== OBJECTIVE ==
Each entry below is to be given again word for word, with no pictures.

== DATA RECORDS ==
───
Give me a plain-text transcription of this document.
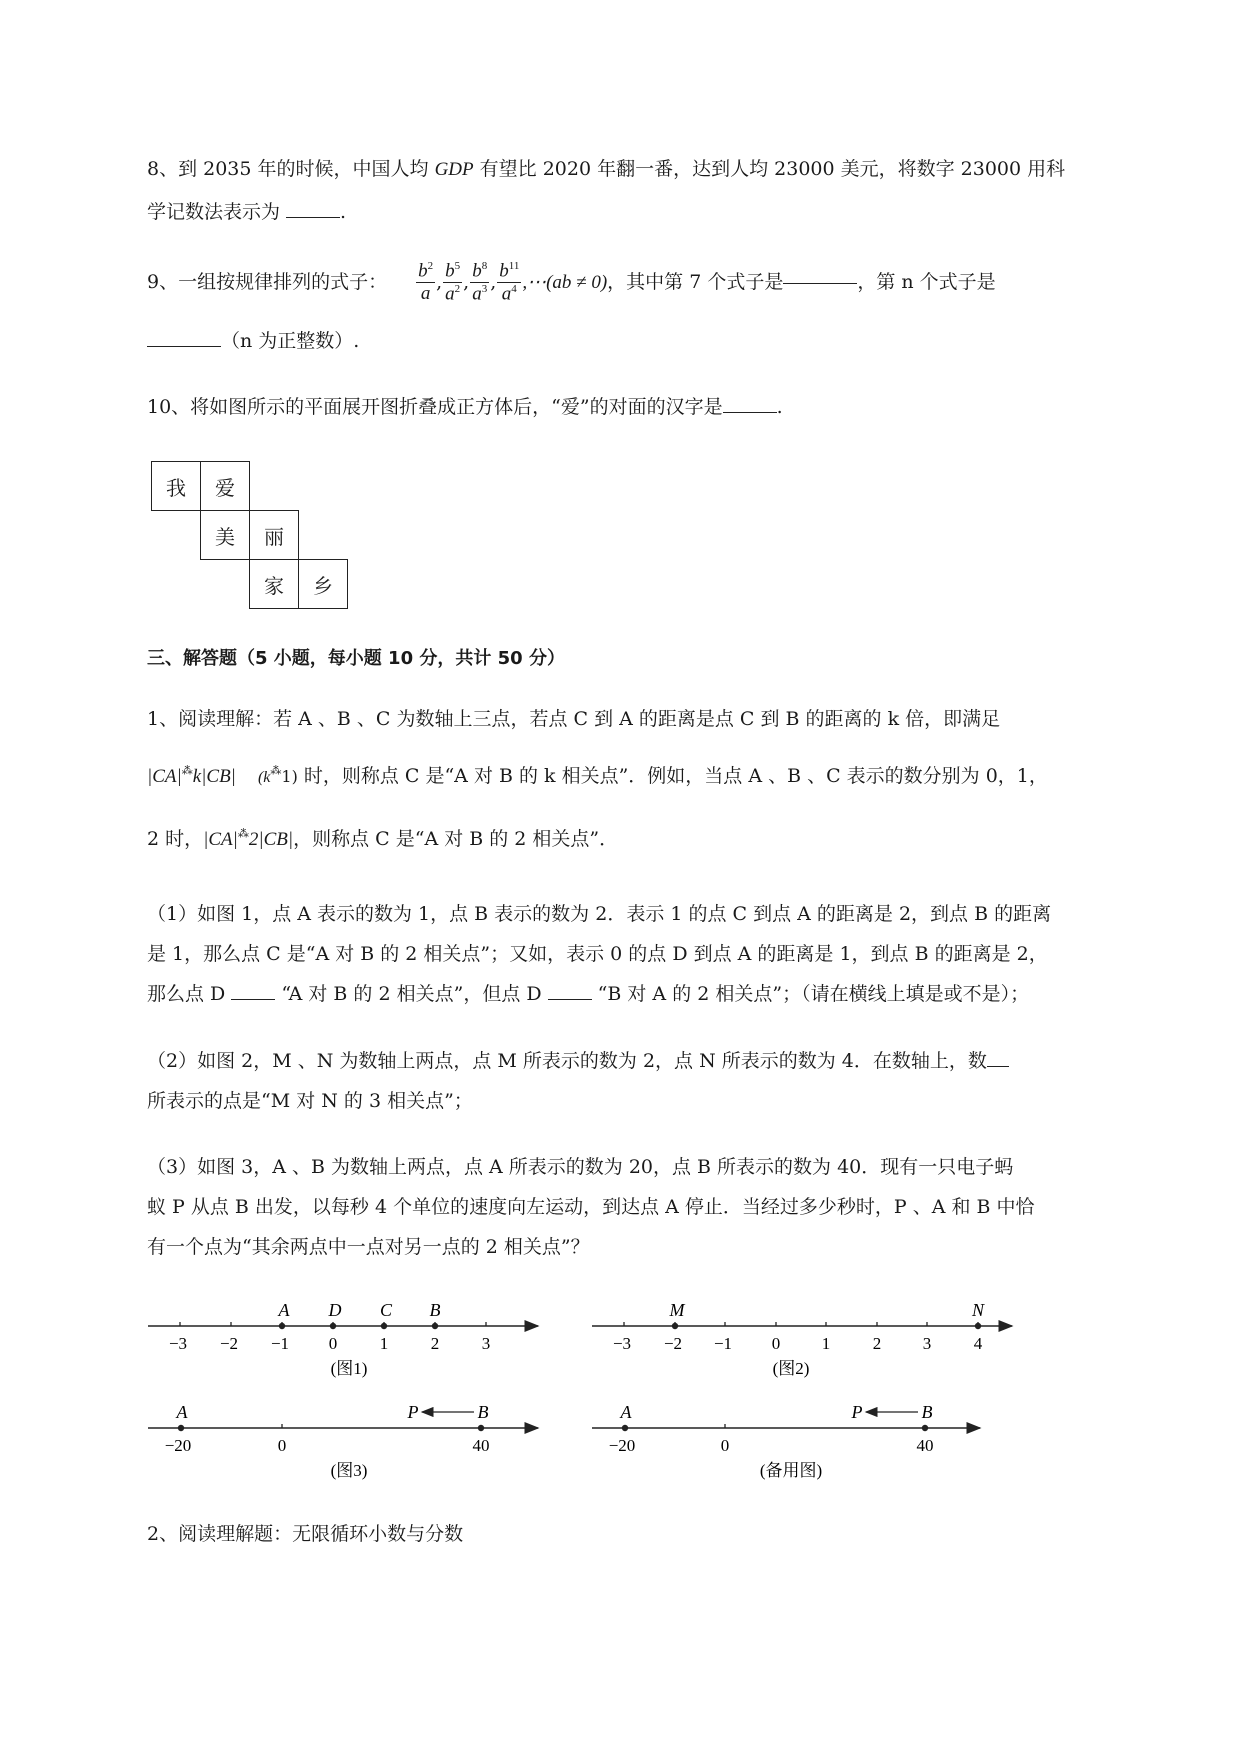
8、到 2035 年的时候，中国人均 GDP 有望比 2020 年翻一番，达到人均 23000 美元，将数字 23000 用科
学记数法表示为	.
9、一组按规律排列的式子： $\frac{b^2}{a}$ , $\frac{b^5}{a^2}$ , $\frac{b^8}{a^3}$ , $\frac{b^{11}}{a^4}$ ,⋯(ab ≠ 0) ，其中第 7 个式子是	，第 n 个式子是
（n 为正整数）.
10、将如图所示的平面展开图折叠成正方体后，“爱”的对面的汉字是	.
我	爱
美	丽
家	乡
三、解答题（5 小题，每小题 10 分，共计 50 分）
1、阅读理解：若 A 、B 、C 为数轴上三点，若点 C 到 A 的距离是点 C 到 B 的距离的 k 倍，即满足
|CA|⁂k|CB| (k⁂1) 时，则称点 C 是“A 对 B 的 k 相关点”．例如，当点 A 、B 、C 表示的数分别为 0，1，
2 时，|CA|⁂2|CB|，则称点 C 是“A 对 B 的 2 相关点”．
（1）如图 1，点 A 表示的数为 1，点 B 表示的数为 2．表示 1 的点 C 到点 A 的距离是 2，到点 B 的距离
是 1，那么点 C 是“A 对 B 的 2 相关点”；又如，表示 0 的点 D 到点 A 的距离是 1，到点 B 的距离是 2，
那么点 D  “A 对 B 的 2 相关点”，但点 D  “B 对 A 的 2 相关点”；（请在横线上填是或不是）；
（2）如图 2，M 、N 为数轴上两点，点 M 所表示的数为 2，点 N 所表示的数为 4．在数轴上，数
所表示的点是“M 对 N 的 3 相关点”；
（3）如图 3，A 、B 为数轴上两点，点 A 所表示的数为 20，点 B 所表示的数为 40．现有一只电子蚂
蚁 P 从点 B 出发，以每秒 4 个单位的速度向左运动，到达点 A 停止．当经过多少秒时，P 、A 和 B 中恰
有一个点为“其余两点中一点对另一点的 2 相关点”？
A D C B
−3 −2 −1 0	1	2	3
(图1)
M	N
−3 −2 −1 0 1	2 3	4
(图2)
A	P	B
−20	0	40
(图3)
A	P	B
−20	0	40
(备用图)
2、阅读理解题：无限循环小数与分数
───
== REPLY ==
Give me a plain-text transcription of this document.
8、到 2035 年的时候，中国人均 GDP 有望比 2020 年翻一番，达到人均 23000 美元，将数字 23000 用科
学记数法表示为	.
9、一组按规律排列的式子： $\frac{b^2}{a}$ , $\frac{b^5}{a^2}$ , $\frac{b^8}{a^3}$ , $\frac{b^{11}}{a^4}$ ,⋯(ab ≠ 0) ，其中第 7 个式子是	，第 n 个式子是
（n 为正整数）.
10、将如图所示的平面展开图折叠成正方体后，“爱”的对面的汉字是	.
我	爱
美	丽
家	乡
三、解答题（5 小题，每小题 10 分，共计 50 分）
1、阅读理解：若 A 、B 、C 为数轴上三点，若点 C 到 A 的距离是点 C 到 B 的距离的 k 倍，即满足
|CA|⁂k|CB| (k⁂1) 时，则称点 C 是“A 对 B 的 k 相关点”．例如，当点 A 、B 、C 表示的数分别为 0，1，
2 时，|CA|⁂2|CB|，则称点 C 是“A 对 B 的 2 相关点”．
（1）如图 1，点 A 表示的数为 1，点 B 表示的数为 2．表示 1 的点 C 到点 A 的距离是 2，到点 B 的距离
是 1，那么点 C 是“A 对 B 的 2 相关点”；又如，表示 0 的点 D 到点 A 的距离是 1，到点 B 的距离是 2，
那么点 D  “A 对 B 的 2 相关点”，但点 D  “B 对 A 的 2 相关点”；（请在横线上填是或不是）；
（2）如图 2，M 、N 为数轴上两点，点 M 所表示的数为 2，点 N 所表示的数为 4．在数轴上，数
所表示的点是“M 对 N 的 3 相关点”；
（3）如图 3，A 、B 为数轴上两点，点 A 所表示的数为 20，点 B 所表示的数为 40．现有一只电子蚂
蚁 P 从点 B 出发，以每秒 4 个单位的速度向左运动，到达点 A 停止．当经过多少秒时，P 、A 和 B 中恰
有一个点为“其余两点中一点对另一点的 2 相关点”？
A D C B
−3 −2 −1 0	1	2	3
(图1)
M	N
−3 −2 −1 0 1	2 3	4
(图2)
A	P	B
−20	0	40
(图3)
A	P	B
−20	0	40
(备用图)
2、阅读理解题：无限循环小数与分数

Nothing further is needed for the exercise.